**Written task:**
Tell how many lines in the data below hold the string "path"; give nothing but the number.

### Information given

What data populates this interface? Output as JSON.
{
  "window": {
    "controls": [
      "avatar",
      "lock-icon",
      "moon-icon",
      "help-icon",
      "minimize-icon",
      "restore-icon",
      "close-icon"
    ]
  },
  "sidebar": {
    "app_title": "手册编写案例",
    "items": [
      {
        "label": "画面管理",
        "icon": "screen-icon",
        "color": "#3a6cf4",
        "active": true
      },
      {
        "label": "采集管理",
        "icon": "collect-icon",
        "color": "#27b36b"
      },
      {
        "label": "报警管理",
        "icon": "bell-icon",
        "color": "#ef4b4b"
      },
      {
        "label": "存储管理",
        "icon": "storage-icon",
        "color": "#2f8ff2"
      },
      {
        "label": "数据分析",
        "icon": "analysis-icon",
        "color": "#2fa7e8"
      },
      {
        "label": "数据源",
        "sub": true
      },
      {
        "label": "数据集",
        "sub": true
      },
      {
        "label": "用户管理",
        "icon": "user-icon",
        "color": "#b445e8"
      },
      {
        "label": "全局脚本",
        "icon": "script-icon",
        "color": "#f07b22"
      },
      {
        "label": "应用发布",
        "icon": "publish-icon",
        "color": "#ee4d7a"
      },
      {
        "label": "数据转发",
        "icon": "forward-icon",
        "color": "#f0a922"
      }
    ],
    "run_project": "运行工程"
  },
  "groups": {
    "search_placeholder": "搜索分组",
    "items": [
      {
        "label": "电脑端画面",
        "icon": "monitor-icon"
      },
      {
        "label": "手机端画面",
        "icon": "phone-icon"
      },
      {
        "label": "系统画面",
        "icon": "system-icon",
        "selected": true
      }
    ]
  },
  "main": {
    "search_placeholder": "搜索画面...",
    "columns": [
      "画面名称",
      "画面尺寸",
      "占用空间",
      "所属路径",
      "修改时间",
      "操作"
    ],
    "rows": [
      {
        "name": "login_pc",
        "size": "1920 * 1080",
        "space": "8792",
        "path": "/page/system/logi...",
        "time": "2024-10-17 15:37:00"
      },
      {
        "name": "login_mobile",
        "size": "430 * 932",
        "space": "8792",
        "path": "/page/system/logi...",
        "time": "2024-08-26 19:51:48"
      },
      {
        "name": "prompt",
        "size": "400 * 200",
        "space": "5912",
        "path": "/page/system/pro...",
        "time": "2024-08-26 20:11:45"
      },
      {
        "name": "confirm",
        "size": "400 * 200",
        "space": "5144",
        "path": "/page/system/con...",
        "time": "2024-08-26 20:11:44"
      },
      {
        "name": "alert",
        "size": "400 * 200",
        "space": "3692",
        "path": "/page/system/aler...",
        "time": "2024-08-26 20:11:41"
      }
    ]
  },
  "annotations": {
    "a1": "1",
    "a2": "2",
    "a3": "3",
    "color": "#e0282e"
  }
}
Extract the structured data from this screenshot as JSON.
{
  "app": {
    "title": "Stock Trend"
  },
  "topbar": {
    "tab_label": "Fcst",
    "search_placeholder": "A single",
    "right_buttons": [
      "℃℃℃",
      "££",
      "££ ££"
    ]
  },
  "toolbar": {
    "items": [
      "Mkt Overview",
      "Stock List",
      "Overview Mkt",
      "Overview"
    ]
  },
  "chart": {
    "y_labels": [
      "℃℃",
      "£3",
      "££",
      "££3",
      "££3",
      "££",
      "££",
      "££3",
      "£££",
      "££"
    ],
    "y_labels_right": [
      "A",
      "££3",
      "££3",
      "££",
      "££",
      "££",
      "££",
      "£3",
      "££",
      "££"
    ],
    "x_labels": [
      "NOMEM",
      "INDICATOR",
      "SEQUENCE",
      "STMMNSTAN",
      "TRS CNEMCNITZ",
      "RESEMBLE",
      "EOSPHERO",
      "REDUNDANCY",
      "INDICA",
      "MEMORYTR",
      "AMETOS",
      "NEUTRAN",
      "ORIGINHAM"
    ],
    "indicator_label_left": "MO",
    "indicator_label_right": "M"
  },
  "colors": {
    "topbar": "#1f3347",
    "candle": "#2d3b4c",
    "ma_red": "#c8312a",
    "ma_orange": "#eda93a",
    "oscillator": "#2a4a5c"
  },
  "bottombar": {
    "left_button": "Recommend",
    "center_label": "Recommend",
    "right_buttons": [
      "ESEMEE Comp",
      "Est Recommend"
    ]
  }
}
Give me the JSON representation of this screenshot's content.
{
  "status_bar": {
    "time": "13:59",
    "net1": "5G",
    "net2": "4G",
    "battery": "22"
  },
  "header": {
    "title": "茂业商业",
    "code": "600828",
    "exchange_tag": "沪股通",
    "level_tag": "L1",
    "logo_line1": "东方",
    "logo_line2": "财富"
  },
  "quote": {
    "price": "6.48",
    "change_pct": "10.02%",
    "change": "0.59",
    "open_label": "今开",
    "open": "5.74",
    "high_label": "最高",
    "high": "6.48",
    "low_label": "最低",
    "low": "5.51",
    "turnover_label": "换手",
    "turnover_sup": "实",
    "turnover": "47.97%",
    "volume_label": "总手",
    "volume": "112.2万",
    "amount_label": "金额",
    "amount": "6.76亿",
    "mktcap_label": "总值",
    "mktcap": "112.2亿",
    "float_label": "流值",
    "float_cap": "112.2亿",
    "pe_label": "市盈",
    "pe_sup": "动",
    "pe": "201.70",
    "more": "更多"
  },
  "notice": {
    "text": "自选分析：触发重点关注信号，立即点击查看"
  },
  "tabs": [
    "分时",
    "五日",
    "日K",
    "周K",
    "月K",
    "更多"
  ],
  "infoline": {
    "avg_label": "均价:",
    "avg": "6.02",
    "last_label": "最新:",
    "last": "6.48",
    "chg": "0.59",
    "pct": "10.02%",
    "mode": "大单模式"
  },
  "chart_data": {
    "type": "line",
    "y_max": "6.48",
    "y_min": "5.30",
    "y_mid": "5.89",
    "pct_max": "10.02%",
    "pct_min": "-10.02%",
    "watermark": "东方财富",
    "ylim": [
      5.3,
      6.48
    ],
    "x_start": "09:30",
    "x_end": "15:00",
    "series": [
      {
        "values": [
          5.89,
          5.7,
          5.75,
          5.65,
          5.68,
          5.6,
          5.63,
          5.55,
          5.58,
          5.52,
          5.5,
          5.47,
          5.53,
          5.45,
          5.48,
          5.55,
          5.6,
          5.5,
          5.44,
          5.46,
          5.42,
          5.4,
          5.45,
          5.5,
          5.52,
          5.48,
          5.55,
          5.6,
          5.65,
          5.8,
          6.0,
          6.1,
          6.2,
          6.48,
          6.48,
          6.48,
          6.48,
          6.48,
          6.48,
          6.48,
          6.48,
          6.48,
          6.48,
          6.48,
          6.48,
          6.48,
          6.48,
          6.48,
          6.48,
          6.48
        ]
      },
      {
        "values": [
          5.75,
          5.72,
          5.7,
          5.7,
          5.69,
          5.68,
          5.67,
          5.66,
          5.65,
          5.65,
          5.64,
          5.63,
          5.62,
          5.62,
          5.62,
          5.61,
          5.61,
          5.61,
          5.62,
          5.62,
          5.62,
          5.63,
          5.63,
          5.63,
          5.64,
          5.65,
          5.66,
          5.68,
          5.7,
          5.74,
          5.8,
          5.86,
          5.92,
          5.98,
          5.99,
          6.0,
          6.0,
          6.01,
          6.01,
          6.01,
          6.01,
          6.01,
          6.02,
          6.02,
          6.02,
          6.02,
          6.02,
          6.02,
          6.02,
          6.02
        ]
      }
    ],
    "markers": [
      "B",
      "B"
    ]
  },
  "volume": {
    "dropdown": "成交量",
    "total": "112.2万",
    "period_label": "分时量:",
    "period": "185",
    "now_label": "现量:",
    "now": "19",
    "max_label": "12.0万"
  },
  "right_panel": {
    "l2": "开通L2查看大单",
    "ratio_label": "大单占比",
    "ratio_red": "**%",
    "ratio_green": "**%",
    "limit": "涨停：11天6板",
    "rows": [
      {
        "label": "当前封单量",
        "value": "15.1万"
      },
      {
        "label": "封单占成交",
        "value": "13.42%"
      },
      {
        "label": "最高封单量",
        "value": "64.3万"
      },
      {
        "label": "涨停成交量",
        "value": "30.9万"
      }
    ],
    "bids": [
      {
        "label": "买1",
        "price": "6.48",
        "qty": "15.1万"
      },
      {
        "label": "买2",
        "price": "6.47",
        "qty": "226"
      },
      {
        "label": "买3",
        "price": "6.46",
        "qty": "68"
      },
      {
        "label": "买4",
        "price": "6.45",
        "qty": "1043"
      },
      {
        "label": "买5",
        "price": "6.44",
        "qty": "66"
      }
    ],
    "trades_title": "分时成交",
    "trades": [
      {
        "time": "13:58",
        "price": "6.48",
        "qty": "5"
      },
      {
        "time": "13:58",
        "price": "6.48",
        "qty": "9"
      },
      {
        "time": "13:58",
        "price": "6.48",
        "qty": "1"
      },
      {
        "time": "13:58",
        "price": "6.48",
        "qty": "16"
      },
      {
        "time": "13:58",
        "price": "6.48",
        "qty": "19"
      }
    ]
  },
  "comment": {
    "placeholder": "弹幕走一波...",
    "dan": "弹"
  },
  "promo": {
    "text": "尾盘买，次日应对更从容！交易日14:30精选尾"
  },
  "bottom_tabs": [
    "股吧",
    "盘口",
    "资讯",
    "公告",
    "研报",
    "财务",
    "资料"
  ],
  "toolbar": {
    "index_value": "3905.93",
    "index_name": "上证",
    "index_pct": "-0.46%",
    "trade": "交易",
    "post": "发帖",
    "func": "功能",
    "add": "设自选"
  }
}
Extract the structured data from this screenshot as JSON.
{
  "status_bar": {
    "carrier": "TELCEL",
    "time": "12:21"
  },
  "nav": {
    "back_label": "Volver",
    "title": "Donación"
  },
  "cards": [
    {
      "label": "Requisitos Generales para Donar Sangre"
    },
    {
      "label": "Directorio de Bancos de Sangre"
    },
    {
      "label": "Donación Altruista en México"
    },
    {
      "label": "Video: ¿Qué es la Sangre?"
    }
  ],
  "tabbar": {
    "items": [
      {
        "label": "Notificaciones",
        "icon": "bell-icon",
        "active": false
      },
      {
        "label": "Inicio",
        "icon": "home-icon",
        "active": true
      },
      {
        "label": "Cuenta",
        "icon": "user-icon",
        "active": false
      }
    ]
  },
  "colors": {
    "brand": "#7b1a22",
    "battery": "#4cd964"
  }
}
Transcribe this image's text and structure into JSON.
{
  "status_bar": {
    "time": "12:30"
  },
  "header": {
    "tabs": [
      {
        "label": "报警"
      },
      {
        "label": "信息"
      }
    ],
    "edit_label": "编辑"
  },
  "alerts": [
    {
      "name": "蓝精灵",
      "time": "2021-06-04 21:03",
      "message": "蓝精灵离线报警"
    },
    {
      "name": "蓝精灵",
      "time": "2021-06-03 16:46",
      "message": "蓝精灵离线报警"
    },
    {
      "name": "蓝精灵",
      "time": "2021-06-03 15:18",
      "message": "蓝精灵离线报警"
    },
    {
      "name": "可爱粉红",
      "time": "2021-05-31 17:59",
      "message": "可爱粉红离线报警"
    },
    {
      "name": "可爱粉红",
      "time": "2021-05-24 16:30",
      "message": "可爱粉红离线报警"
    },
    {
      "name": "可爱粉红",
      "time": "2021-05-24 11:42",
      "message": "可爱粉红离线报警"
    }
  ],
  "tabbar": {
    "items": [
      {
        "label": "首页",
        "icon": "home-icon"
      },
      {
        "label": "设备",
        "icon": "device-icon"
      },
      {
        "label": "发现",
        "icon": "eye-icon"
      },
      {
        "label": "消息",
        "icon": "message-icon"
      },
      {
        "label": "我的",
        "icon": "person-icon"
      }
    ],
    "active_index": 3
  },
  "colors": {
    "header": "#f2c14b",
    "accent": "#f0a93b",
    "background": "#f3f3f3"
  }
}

######

**Solution below:**
5